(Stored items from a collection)
——
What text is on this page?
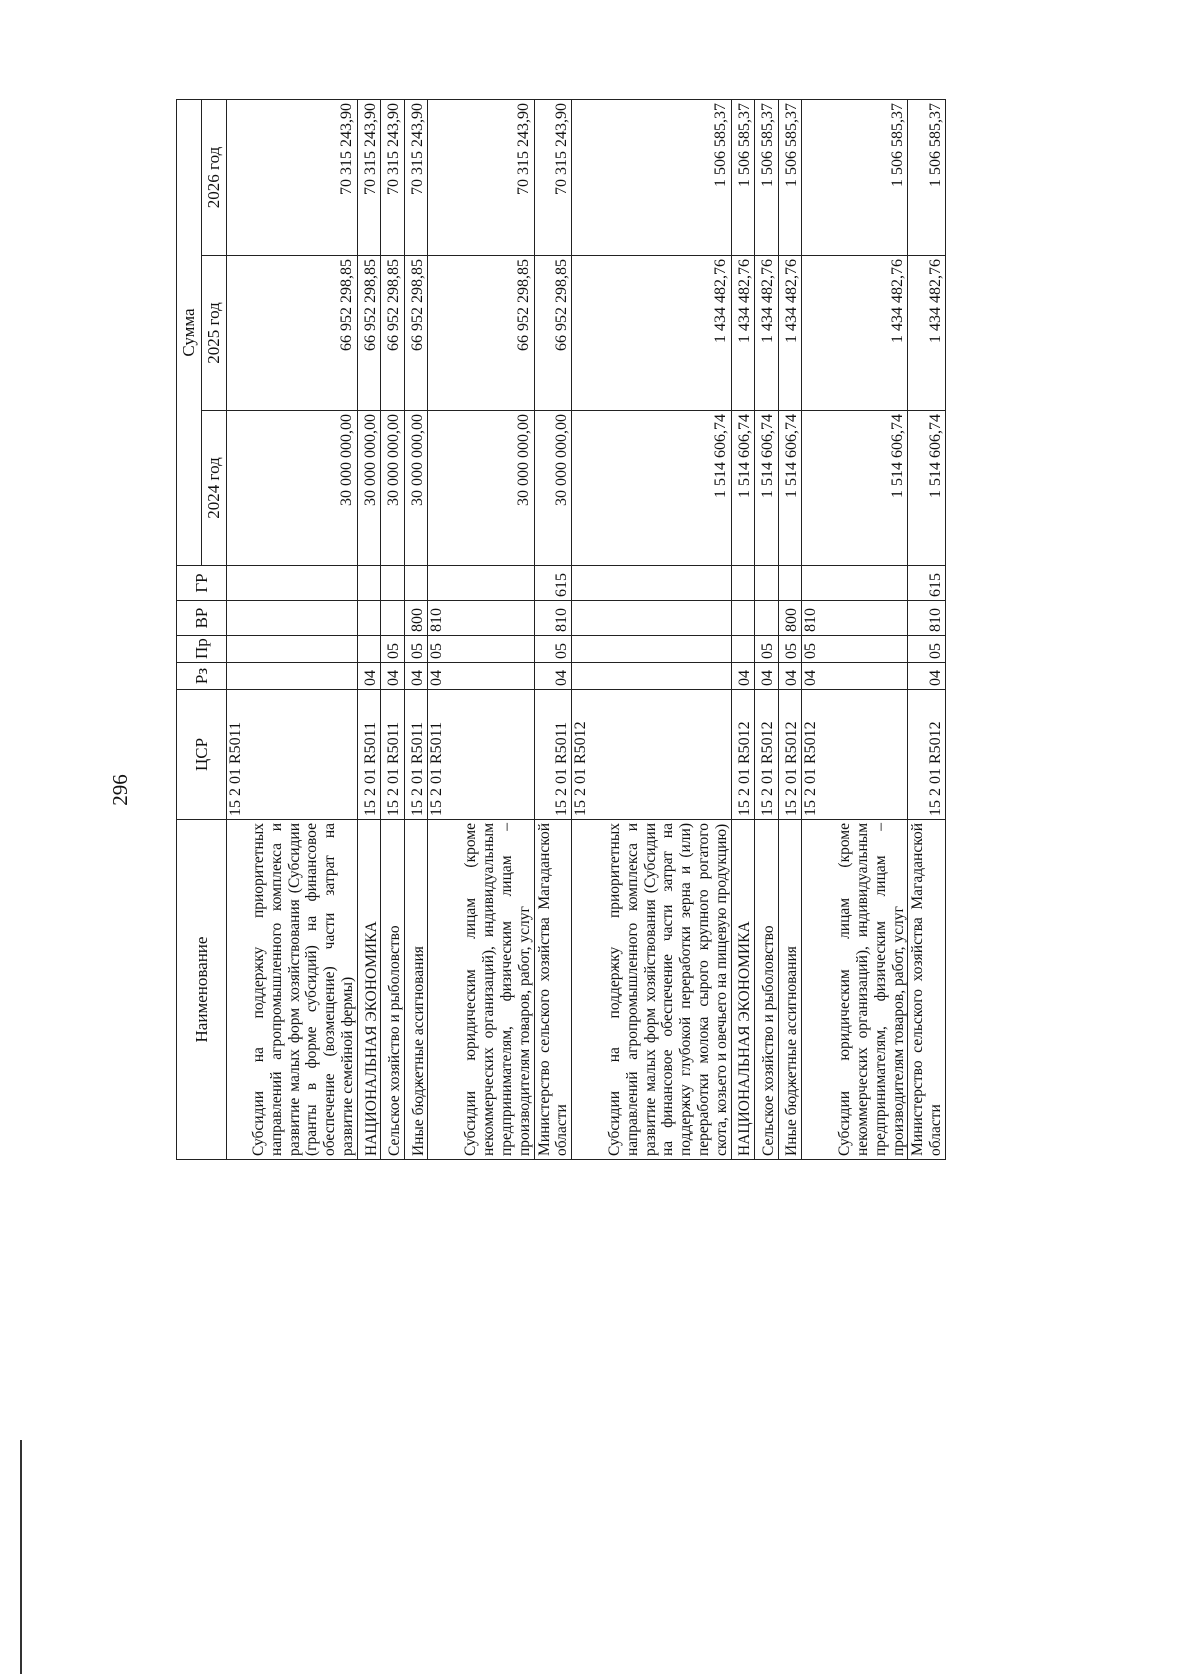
296
Наименование	ЦСР	Рз	Пр	ВР	ГР	Сумма		
						2024 год	2025 год	2026 год
Субсидии на поддержку приоритетных направлений агропромышленного комплекса и развитие малых форм хозяйствования (Субсидии (гранты в форме субсидий) на финансовое обеспечение (возмещение) части затрат на развитие семейной фермы)	15 2 01 R5011					30 000 000,00	66 952 298,85	70 315 243,90
НАЦИОНАЛЬНАЯ ЭКОНОМИКА	15 2 01 R5011	04				30 000 000,00	66 952 298,85	70 315 243,90
Сельское хозяйство и рыболовство	15 2 01 R5011	04	05			30 000 000,00	66 952 298,85	70 315 243,90
Иные бюджетные ассигнования	15 2 01 R5011	04	05	800		30 000 000,00	66 952 298,85	70 315 243,90
Субсидии юридическим лицам (кроме некоммерческих организаций), индивидуальным предпринимателям, физическим лицам – производителям товаров, работ, услуг	15 2 01 R5011	04	05	810		30 000 000,00	66 952 298,85	70 315 243,90
Министерство сельского хозяйства Магаданской области	15 2 01 R5011	04	05	810	615	30 000 000,00	66 952 298,85	70 315 243,90
Субсидии на поддержку приоритетных направлений агропромышленного комплекса и развитие малых форм хозяйствования (Субсидии на финансовое обеспечение части затрат на поддержку глубокой переработки зерна и (или) переработки молока сырого крупного рогатого скота, козьего и овечьего на пищевую продукцию)	15 2 01 R5012					1 514 606,74	1 434 482,76	1 506 585,37
НАЦИОНАЛЬНАЯ ЭКОНОМИКА	15 2 01 R5012	04				1 514 606,74	1 434 482,76	1 506 585,37
Сельское хозяйство и рыболовство	15 2 01 R5012	04	05			1 514 606,74	1 434 482,76	1 506 585,37
Иные бюджетные ассигнования	15 2 01 R5012	04	05	800		1 514 606,74	1 434 482,76	1 506 585,37
Субсидии юридическим лицам (кроме некоммерческих организаций), индивидуальным предпринимателям, физическим лицам – производителям товаров, работ, услуг	15 2 01 R5012	04	05	810		1 514 606,74	1 434 482,76	1 506 585,37
Министерство сельского хозяйства Магаданской области	15 2 01 R5012	04	05	810	615	1 514 606,74	1 434 482,76	1 506 585,37
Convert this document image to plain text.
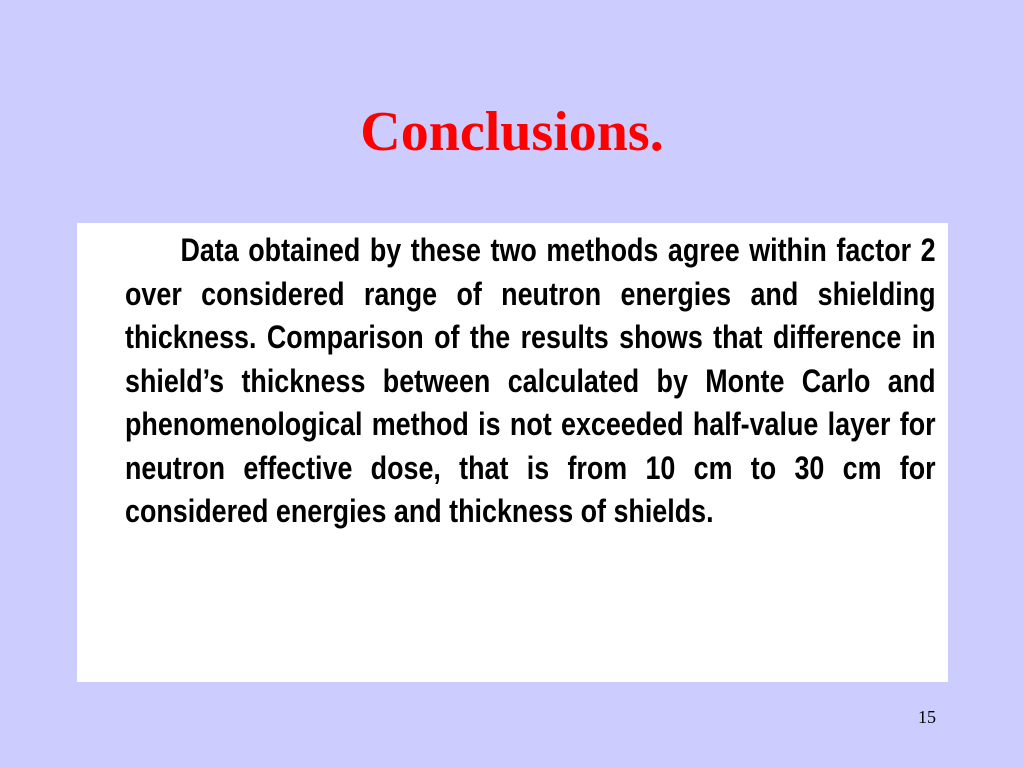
Conclusions.

Data obtained by these two methods agree within factor 2 over considered range of neutron energies and shielding thickness. Comparison of the results shows that difference in shield’s thickness between calculated by Monte Carlo and phenomenological method is not exceeded half-value layer for neutron effective dose, that is from 10 cm to 30 cm for considered energies and thickness of shields.

15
——
**What the task asks:**
Copy every line of the material in which the word "товаров" occurs.

**Finished answer:**
Субсидии юридическим лицам (кроме некоммерческих организаций), индивидуальным предпринимателям, физическим лицам – производителям товаров, работ, услуг	15 2 01 R5011	04	05	810		30 000 000,00	66 952 298,85	70 315 243,90
Субсидии юридическим лицам (кроме некоммерческих организаций), индивидуальным предпринимателям, физическим лицам – производителям товаров, работ, услуг	15 2 01 R5012	04	05	810		1 514 606,74	1 434 482,76	1 506 585,37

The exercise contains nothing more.